- **TASK DIRECTIONS**: Print the data that follows exactly.

- **GIVEN DATA**:
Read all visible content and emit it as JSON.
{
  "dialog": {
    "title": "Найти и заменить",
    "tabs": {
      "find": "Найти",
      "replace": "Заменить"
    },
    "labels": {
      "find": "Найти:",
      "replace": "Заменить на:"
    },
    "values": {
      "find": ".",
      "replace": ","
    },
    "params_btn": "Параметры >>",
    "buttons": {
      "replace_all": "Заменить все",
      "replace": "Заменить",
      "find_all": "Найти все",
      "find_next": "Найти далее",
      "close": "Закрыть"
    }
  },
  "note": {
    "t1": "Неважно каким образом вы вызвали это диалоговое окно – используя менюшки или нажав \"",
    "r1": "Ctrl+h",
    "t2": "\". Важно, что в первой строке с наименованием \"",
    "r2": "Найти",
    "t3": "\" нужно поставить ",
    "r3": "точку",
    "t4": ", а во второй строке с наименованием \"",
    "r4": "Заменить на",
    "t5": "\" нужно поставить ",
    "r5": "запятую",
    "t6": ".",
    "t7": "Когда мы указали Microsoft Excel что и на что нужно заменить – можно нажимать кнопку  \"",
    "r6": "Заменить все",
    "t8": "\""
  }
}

- **EXERCISE RESULT**:
Read all visible content and emit it as JSON.
{
  "dialog": {
    "title": "Найти и заменить",
    "tabs": {
      "find": "Найти",
      "replace": "Заменить"
    },
    "labels": {
      "find": "Найти:",
      "replace": "Заменить на:"
    },
    "values": {
      "find": ".",
      "replace": ","
    },
    "params_btn": "Параметры >>",
    "buttons": {
      "replace_all": "Заменить все",
      "replace": "Заменить",
      "find_all": "Найти все",
      "find_next": "Найти далее",
      "close": "Закрыть"
    }
  },
  "note": {
    "t1": "Неважно каким образом вы вызвали это диалоговое окно – используя менюшки или нажав \"",
    "r1": "Ctrl+h",
    "t2": "\". Важно, что в первой строке с наименованием \"",
    "r2": "Найти",
    "t3": "\" нужно поставить ",
    "r3": "точку",
    "t4": ", а во второй строке с наименованием \"",
    "r4": "Заменить на",
    "t5": "\" нужно поставить ",
    "r5": "запятую",
    "t6": ".",
    "t7": "Когда мы указали Microsoft Excel что и на что нужно заменить – можно нажимать кнопку  \"",
    "r6": "Заменить все",
    "t8": "\""
  }
}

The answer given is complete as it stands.